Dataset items
>> Start

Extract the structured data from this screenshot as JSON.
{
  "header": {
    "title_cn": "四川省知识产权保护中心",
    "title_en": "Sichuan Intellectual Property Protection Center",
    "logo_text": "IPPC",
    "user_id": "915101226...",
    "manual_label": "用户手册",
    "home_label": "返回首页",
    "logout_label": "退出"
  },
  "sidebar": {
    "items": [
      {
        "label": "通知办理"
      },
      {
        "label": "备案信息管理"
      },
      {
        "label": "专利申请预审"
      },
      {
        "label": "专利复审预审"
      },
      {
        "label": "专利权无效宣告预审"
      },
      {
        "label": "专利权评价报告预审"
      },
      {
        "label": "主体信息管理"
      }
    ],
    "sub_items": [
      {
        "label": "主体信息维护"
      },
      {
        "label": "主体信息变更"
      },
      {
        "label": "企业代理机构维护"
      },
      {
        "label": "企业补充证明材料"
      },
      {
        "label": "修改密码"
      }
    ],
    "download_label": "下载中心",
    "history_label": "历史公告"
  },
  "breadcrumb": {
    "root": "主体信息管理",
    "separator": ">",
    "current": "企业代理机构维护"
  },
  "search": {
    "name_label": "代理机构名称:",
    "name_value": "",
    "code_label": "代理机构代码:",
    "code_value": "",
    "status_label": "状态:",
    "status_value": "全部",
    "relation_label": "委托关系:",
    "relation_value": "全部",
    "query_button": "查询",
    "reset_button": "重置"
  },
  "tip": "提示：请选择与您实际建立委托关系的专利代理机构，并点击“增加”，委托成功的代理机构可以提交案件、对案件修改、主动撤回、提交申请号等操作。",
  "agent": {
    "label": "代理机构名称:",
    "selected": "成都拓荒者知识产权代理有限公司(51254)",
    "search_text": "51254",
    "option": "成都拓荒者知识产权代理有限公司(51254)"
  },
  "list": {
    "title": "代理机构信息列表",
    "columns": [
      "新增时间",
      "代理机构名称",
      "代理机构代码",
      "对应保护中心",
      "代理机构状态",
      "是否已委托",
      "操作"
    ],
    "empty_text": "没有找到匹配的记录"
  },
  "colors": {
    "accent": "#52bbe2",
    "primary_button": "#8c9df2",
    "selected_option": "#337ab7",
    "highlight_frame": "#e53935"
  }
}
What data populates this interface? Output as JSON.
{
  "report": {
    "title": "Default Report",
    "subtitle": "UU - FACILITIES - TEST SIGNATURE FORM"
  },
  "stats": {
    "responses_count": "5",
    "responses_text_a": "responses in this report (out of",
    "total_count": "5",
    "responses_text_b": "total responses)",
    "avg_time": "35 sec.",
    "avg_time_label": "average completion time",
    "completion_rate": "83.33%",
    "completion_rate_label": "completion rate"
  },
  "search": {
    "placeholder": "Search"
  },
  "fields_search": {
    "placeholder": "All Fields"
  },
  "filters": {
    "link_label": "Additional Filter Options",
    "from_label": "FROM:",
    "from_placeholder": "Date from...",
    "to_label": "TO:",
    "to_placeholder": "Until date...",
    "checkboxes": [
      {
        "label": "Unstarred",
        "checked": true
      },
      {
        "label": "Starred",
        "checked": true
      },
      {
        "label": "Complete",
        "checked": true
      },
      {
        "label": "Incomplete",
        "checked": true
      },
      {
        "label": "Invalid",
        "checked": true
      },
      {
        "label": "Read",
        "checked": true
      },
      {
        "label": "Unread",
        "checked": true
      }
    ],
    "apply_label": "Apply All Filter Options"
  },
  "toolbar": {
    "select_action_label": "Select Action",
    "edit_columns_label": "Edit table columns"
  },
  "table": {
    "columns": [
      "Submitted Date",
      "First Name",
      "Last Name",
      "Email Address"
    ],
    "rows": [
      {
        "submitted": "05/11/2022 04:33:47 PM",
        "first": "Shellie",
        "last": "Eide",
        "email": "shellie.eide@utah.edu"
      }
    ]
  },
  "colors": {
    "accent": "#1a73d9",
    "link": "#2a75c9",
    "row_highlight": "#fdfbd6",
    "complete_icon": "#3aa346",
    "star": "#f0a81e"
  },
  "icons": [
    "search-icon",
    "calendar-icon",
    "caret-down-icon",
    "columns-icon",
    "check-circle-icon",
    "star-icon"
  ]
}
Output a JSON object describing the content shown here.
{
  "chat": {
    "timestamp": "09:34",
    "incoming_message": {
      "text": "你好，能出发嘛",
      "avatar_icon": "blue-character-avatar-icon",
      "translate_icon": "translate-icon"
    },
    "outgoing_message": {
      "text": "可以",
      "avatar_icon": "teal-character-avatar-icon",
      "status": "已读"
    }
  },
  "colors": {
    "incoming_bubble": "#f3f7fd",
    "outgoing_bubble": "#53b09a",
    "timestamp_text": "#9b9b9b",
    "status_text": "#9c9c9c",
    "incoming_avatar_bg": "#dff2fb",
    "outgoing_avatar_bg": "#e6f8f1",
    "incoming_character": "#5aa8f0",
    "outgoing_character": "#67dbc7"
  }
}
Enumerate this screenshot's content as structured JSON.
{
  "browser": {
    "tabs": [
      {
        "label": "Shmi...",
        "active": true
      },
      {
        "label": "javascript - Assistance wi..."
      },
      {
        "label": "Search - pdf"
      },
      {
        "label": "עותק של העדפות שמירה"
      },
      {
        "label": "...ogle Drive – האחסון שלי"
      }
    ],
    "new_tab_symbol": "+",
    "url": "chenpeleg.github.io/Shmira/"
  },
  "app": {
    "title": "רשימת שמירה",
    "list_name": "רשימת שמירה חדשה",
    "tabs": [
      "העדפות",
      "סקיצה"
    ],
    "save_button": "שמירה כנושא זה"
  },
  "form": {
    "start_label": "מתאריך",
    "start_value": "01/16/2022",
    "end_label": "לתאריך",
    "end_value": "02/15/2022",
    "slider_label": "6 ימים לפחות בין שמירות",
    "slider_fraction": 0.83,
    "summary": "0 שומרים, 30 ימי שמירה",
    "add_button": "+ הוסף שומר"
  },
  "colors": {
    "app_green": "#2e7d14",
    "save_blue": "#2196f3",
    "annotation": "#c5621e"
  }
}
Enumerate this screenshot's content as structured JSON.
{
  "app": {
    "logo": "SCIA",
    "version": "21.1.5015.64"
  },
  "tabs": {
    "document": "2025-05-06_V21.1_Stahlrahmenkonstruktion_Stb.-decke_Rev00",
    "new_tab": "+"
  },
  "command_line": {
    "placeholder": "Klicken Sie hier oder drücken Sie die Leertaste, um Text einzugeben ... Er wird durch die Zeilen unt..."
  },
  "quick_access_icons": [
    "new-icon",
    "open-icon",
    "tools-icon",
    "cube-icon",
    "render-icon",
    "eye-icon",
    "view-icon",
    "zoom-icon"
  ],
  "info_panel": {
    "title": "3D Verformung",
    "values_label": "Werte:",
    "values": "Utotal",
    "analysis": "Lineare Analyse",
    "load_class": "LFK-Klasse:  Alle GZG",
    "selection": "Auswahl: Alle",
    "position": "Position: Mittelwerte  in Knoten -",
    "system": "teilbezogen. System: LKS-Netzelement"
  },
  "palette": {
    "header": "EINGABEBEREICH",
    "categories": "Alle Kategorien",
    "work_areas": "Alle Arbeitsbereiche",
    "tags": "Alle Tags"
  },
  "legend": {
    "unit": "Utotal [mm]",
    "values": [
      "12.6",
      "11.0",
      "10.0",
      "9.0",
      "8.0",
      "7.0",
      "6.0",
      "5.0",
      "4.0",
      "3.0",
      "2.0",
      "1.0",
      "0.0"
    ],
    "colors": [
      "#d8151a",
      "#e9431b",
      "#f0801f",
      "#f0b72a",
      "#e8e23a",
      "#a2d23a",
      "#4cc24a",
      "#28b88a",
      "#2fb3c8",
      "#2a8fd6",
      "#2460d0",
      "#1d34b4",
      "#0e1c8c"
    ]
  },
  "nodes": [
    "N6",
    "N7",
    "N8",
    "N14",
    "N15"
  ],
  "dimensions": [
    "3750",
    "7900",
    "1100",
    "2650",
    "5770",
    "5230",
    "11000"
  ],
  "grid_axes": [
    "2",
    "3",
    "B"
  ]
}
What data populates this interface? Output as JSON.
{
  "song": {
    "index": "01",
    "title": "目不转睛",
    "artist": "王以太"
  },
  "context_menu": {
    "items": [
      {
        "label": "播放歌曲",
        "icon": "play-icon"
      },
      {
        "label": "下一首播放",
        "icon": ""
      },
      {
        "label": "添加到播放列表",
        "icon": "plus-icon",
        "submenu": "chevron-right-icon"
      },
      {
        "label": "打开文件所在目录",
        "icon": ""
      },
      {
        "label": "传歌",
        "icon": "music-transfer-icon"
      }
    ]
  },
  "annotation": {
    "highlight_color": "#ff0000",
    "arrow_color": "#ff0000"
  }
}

>> End

SET PROBLEM: Say how many lines in the records contain the string "代理机构名称", and say nothing else.

ANSWER TO THIS TASK: 3